• Short task:
Transcribe the records that follow in their entirety, omitting any pictures.

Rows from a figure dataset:
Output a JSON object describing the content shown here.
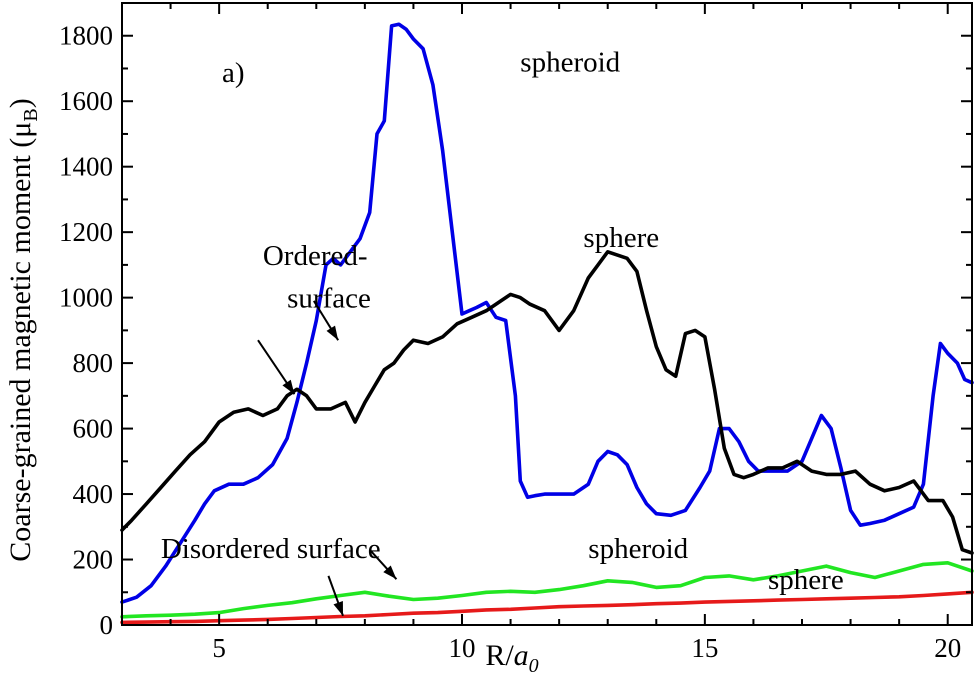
{
  "chart_data": {
    "type": "line",
    "panel_label": "a)",
    "xlabel_main": "R/",
    "xlabel_italic": "a",
    "xlabel_sub": "0",
    "ylabel_main": "Coarse-grained magnetic moment (μ",
    "ylabel_sub": "B",
    "ylabel_close": ")",
    "xlim": [
      3.0,
      20.5
    ],
    "ylim": [
      0,
      1900
    ],
    "x_ticks": [
      5,
      10,
      15,
      20
    ],
    "x_tick_labels": [
      "5",
      "10",
      "15",
      "20"
    ],
    "y_ticks": [
      0,
      200,
      400,
      600,
      800,
      1000,
      1200,
      1400,
      1600,
      1800
    ],
    "y_tick_labels": [
      "0",
      "200",
      "400",
      "600",
      "800",
      "1000",
      "1200",
      "1400",
      "1600",
      "1800"
    ],
    "grid": false,
    "series": [
      {
        "name": "spheroid",
        "color": "#0000e6",
        "x": [
          3.0,
          3.3,
          3.6,
          3.9,
          4.2,
          4.5,
          4.7,
          4.9,
          5.2,
          5.5,
          5.8,
          6.1,
          6.4,
          6.6,
          6.8,
          7.0,
          7.2,
          7.35,
          7.5,
          7.7,
          7.9,
          8.1,
          8.25,
          8.4,
          8.55,
          8.7,
          8.85,
          9.0,
          9.2,
          9.4,
          9.6,
          9.8,
          10.0,
          10.15,
          10.3,
          10.5,
          10.7,
          10.9,
          11.1,
          11.2,
          11.35,
          11.5,
          11.7,
          12.0,
          12.3,
          12.6,
          12.8,
          13.0,
          13.2,
          13.4,
          13.6,
          13.8,
          14.0,
          14.3,
          14.6,
          14.9,
          15.1,
          15.3,
          15.5,
          15.7,
          15.9,
          16.1,
          16.4,
          16.7,
          17.0,
          17.2,
          17.4,
          17.6,
          17.8,
          18.0,
          18.2,
          18.4,
          18.7,
          19.0,
          19.3,
          19.5,
          19.7,
          19.85,
          20.0,
          20.2,
          20.35,
          20.5
        ],
        "values": [
          70,
          85,
          120,
          180,
          250,
          320,
          370,
          410,
          430,
          430,
          450,
          490,
          570,
          680,
          800,
          930,
          1100,
          1120,
          1100,
          1140,
          1180,
          1260,
          1500,
          1540,
          1830,
          1835,
          1820,
          1790,
          1760,
          1650,
          1450,
          1200,
          950,
          960,
          970,
          985,
          940,
          930,
          700,
          440,
          390,
          395,
          400,
          400,
          400,
          430,
          500,
          530,
          520,
          490,
          420,
          370,
          340,
          335,
          350,
          420,
          470,
          600,
          600,
          560,
          500,
          470,
          470,
          470,
          500,
          570,
          640,
          600,
          480,
          350,
          305,
          310,
          320,
          340,
          360,
          430,
          700,
          860,
          830,
          800,
          750,
          740
        ]
      },
      {
        "name": "sphere",
        "color": "#000000",
        "x": [
          3.0,
          3.2,
          3.5,
          3.8,
          4.1,
          4.4,
          4.7,
          5.0,
          5.3,
          5.6,
          5.9,
          6.2,
          6.4,
          6.6,
          6.8,
          7.0,
          7.3,
          7.6,
          7.8,
          8.0,
          8.2,
          8.4,
          8.6,
          8.8,
          9.0,
          9.3,
          9.6,
          9.9,
          10.2,
          10.5,
          10.8,
          11.0,
          11.2,
          11.4,
          11.7,
          12.0,
          12.3,
          12.6,
          12.8,
          13.0,
          13.2,
          13.4,
          13.6,
          13.8,
          14.0,
          14.2,
          14.4,
          14.6,
          14.8,
          15.0,
          15.2,
          15.4,
          15.6,
          15.8,
          16.0,
          16.3,
          16.6,
          16.9,
          17.2,
          17.5,
          17.8,
          18.1,
          18.4,
          18.7,
          19.0,
          19.3,
          19.6,
          19.9,
          20.1,
          20.3,
          20.5
        ],
        "values": [
          290,
          320,
          370,
          420,
          470,
          520,
          560,
          620,
          650,
          660,
          640,
          660,
          700,
          720,
          700,
          660,
          660,
          680,
          620,
          680,
          730,
          780,
          800,
          840,
          870,
          860,
          880,
          920,
          940,
          960,
          990,
          1010,
          1000,
          980,
          960,
          900,
          960,
          1060,
          1100,
          1140,
          1130,
          1120,
          1080,
          960,
          850,
          780,
          760,
          890,
          900,
          880,
          720,
          540,
          460,
          450,
          460,
          480,
          480,
          500,
          470,
          460,
          460,
          470,
          430,
          410,
          420,
          440,
          380,
          380,
          330,
          230,
          220
        ]
      },
      {
        "name": "spheroid",
        "color": "#22e622",
        "x": [
          3.0,
          3.5,
          4.0,
          4.5,
          5.0,
          5.5,
          6.0,
          6.5,
          7.0,
          7.5,
          8.0,
          8.5,
          9.0,
          9.5,
          10.0,
          10.5,
          11.0,
          11.5,
          12.0,
          12.5,
          13.0,
          13.5,
          14.0,
          14.5,
          15.0,
          15.5,
          16.0,
          16.5,
          17.0,
          17.5,
          18.0,
          18.5,
          19.0,
          19.5,
          20.0,
          20.5
        ],
        "values": [
          25,
          28,
          30,
          33,
          38,
          50,
          60,
          68,
          80,
          90,
          100,
          88,
          78,
          82,
          90,
          100,
          103,
          100,
          108,
          120,
          135,
          130,
          115,
          120,
          145,
          150,
          138,
          150,
          165,
          180,
          160,
          145,
          165,
          185,
          190,
          165
        ]
      },
      {
        "name": "sphere",
        "color": "#e61a1a",
        "x": [
          3.0,
          3.5,
          4.0,
          4.5,
          5.0,
          5.5,
          6.0,
          6.5,
          7.0,
          7.5,
          8.0,
          8.5,
          9.0,
          9.5,
          10.0,
          10.5,
          11.0,
          11.5,
          12.0,
          12.5,
          13.0,
          13.5,
          14.0,
          14.5,
          15.0,
          15.5,
          16.0,
          16.5,
          17.0,
          17.5,
          18.0,
          18.5,
          19.0,
          19.5,
          20.0,
          20.5
        ],
        "values": [
          8,
          9,
          10,
          11,
          13,
          15,
          17,
          20,
          23,
          26,
          28,
          32,
          36,
          38,
          42,
          46,
          48,
          52,
          56,
          58,
          60,
          62,
          65,
          67,
          70,
          72,
          74,
          76,
          78,
          80,
          82,
          84,
          86,
          90,
          95,
          100
        ]
      }
    ],
    "annotations": [
      {
        "text": "spheroid",
        "x": 11.2,
        "y": 1690
      },
      {
        "text": "sphere",
        "x": 12.5,
        "y": 1155
      },
      {
        "text": "Ordered-",
        "x": 5.9,
        "y": 1100
      },
      {
        "text": "surface",
        "x": 6.4,
        "y": 970
      },
      {
        "text": "Disordered surface",
        "x": 3.8,
        "y": 205
      },
      {
        "text": "spheroid",
        "x": 12.6,
        "y": 205
      },
      {
        "text": "sphere",
        "x": 16.3,
        "y": 110
      }
    ],
    "arrows": [
      {
        "from": [
          6.95,
          990
        ],
        "to": [
          7.45,
          870
        ]
      },
      {
        "from": [
          5.8,
          870
        ],
        "to": [
          6.55,
          705
        ]
      },
      {
        "from": [
          8.1,
          230
        ],
        "to": [
          8.65,
          140
        ]
      },
      {
        "from": [
          7.25,
          150
        ],
        "to": [
          7.55,
          28
        ]
      }
    ]
  }
}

• Full response:
Output a JSON object describing the content shown here.
{
  "chart_data": {
    "type": "line",
    "panel_label": "a)",
    "xlabel_main": "R/",
    "xlabel_italic": "a",
    "xlabel_sub": "0",
    "ylabel_main": "Coarse-grained magnetic moment (μ",
    "ylabel_sub": "B",
    "ylabel_close": ")",
    "xlim": [
      3.0,
      20.5
    ],
    "ylim": [
      0,
      1900
    ],
    "x_ticks": [
      5,
      10,
      15,
      20
    ],
    "x_tick_labels": [
      "5",
      "10",
      "15",
      "20"
    ],
    "y_ticks": [
      0,
      200,
      400,
      600,
      800,
      1000,
      1200,
      1400,
      1600,
      1800
    ],
    "y_tick_labels": [
      "0",
      "200",
      "400",
      "600",
      "800",
      "1000",
      "1200",
      "1400",
      "1600",
      "1800"
    ],
    "grid": false,
    "series": [
      {
        "name": "spheroid",
        "color": "#0000e6",
        "x": [
          3.0,
          3.3,
          3.6,
          3.9,
          4.2,
          4.5,
          4.7,
          4.9,
          5.2,
          5.5,
          5.8,
          6.1,
          6.4,
          6.6,
          6.8,
          7.0,
          7.2,
          7.35,
          7.5,
          7.7,
          7.9,
          8.1,
          8.25,
          8.4,
          8.55,
          8.7,
          8.85,
          9.0,
          9.2,
          9.4,
          9.6,
          9.8,
          10.0,
          10.15,
          10.3,
          10.5,
          10.7,
          10.9,
          11.1,
          11.2,
          11.35,
          11.5,
          11.7,
          12.0,
          12.3,
          12.6,
          12.8,
          13.0,
          13.2,
          13.4,
          13.6,
          13.8,
          14.0,
          14.3,
          14.6,
          14.9,
          15.1,
          15.3,
          15.5,
          15.7,
          15.9,
          16.1,
          16.4,
          16.7,
          17.0,
          17.2,
          17.4,
          17.6,
          17.8,
          18.0,
          18.2,
          18.4,
          18.7,
          19.0,
          19.3,
          19.5,
          19.7,
          19.85,
          20.0,
          20.2,
          20.35,
          20.5
        ],
        "values": [
          70,
          85,
          120,
          180,
          250,
          320,
          370,
          410,
          430,
          430,
          450,
          490,
          570,
          680,
          800,
          930,
          1100,
          1120,
          1100,
          1140,
          1180,
          1260,
          1500,
          1540,
          1830,
          1835,
          1820,
          1790,
          1760,
          1650,
          1450,
          1200,
          950,
          960,
          970,
          985,
          940,
          930,
          700,
          440,
          390,
          395,
          400,
          400,
          400,
          430,
          500,
          530,
          520,
          490,
          420,
          370,
          340,
          335,
          350,
          420,
          470,
          600,
          600,
          560,
          500,
          470,
          470,
          470,
          500,
          570,
          640,
          600,
          480,
          350,
          305,
          310,
          320,
          340,
          360,
          430,
          700,
          860,
          830,
          800,
          750,
          740
        ]
      },
      {
        "name": "sphere",
        "color": "#000000",
        "x": [
          3.0,
          3.2,
          3.5,
          3.8,
          4.1,
          4.4,
          4.7,
          5.0,
          5.3,
          5.6,
          5.9,
          6.2,
          6.4,
          6.6,
          6.8,
          7.0,
          7.3,
          7.6,
          7.8,
          8.0,
          8.2,
          8.4,
          8.6,
          8.8,
          9.0,
          9.3,
          9.6,
          9.9,
          10.2,
          10.5,
          10.8,
          11.0,
          11.2,
          11.4,
          11.7,
          12.0,
          12.3,
          12.6,
          12.8,
          13.0,
          13.2,
          13.4,
          13.6,
          13.8,
          14.0,
          14.2,
          14.4,
          14.6,
          14.8,
          15.0,
          15.2,
          15.4,
          15.6,
          15.8,
          16.0,
          16.3,
          16.6,
          16.9,
          17.2,
          17.5,
          17.8,
          18.1,
          18.4,
          18.7,
          19.0,
          19.3,
          19.6,
          19.9,
          20.1,
          20.3,
          20.5
        ],
        "values": [
          290,
          320,
          370,
          420,
          470,
          520,
          560,
          620,
          650,
          660,
          640,
          660,
          700,
          720,
          700,
          660,
          660,
          680,
          620,
          680,
          730,
          780,
          800,
          840,
          870,
          860,
          880,
          920,
          940,
          960,
          990,
          1010,
          1000,
          980,
          960,
          900,
          960,
          1060,
          1100,
          1140,
          1130,
          1120,
          1080,
          960,
          850,
          780,
          760,
          890,
          900,
          880,
          720,
          540,
          460,
          450,
          460,
          480,
          480,
          500,
          470,
          460,
          460,
          470,
          430,
          410,
          420,
          440,
          380,
          380,
          330,
          230,
          220
        ]
      },
      {
        "name": "spheroid",
        "color": "#22e622",
        "x": [
          3.0,
          3.5,
          4.0,
          4.5,
          5.0,
          5.5,
          6.0,
          6.5,
          7.0,
          7.5,
          8.0,
          8.5,
          9.0,
          9.5,
          10.0,
          10.5,
          11.0,
          11.5,
          12.0,
          12.5,
          13.0,
          13.5,
          14.0,
          14.5,
          15.0,
          15.5,
          16.0,
          16.5,
          17.0,
          17.5,
          18.0,
          18.5,
          19.0,
          19.5,
          20.0,
          20.5
        ],
        "values": [
          25,
          28,
          30,
          33,
          38,
          50,
          60,
          68,
          80,
          90,
          100,
          88,
          78,
          82,
          90,
          100,
          103,
          100,
          108,
          120,
          135,
          130,
          115,
          120,
          145,
          150,
          138,
          150,
          165,
          180,
          160,
          145,
          165,
          185,
          190,
          165
        ]
      },
      {
        "name": "sphere",
        "color": "#e61a1a",
        "x": [
          3.0,
          3.5,
          4.0,
          4.5,
          5.0,
          5.5,
          6.0,
          6.5,
          7.0,
          7.5,
          8.0,
          8.5,
          9.0,
          9.5,
          10.0,
          10.5,
          11.0,
          11.5,
          12.0,
          12.5,
          13.0,
          13.5,
          14.0,
          14.5,
          15.0,
          15.5,
          16.0,
          16.5,
          17.0,
          17.5,
          18.0,
          18.5,
          19.0,
          19.5,
          20.0,
          20.5
        ],
        "values": [
          8,
          9,
          10,
          11,
          13,
          15,
          17,
          20,
          23,
          26,
          28,
          32,
          36,
          38,
          42,
          46,
          48,
          52,
          56,
          58,
          60,
          62,
          65,
          67,
          70,
          72,
          74,
          76,
          78,
          80,
          82,
          84,
          86,
          90,
          95,
          100
        ]
      }
    ],
    "annotations": [
      {
        "text": "spheroid",
        "x": 11.2,
        "y": 1690
      },
      {
        "text": "sphere",
        "x": 12.5,
        "y": 1155
      },
      {
        "text": "Ordered-",
        "x": 5.9,
        "y": 1100
      },
      {
        "text": "surface",
        "x": 6.4,
        "y": 970
      },
      {
        "text": "Disordered surface",
        "x": 3.8,
        "y": 205
      },
      {
        "text": "spheroid",
        "x": 12.6,
        "y": 205
      },
      {
        "text": "sphere",
        "x": 16.3,
        "y": 110
      }
    ],
    "arrows": [
      {
        "from": [
          6.95,
          990
        ],
        "to": [
          7.45,
          870
        ]
      },
      {
        "from": [
          5.8,
          870
        ],
        "to": [
          6.55,
          705
        ]
      },
      {
        "from": [
          8.1,
          230
        ],
        "to": [
          8.65,
          140
        ]
      },
      {
        "from": [
          7.25,
          150
        ],
        "to": [
          7.55,
          28
        ]
      }
    ]
  }
}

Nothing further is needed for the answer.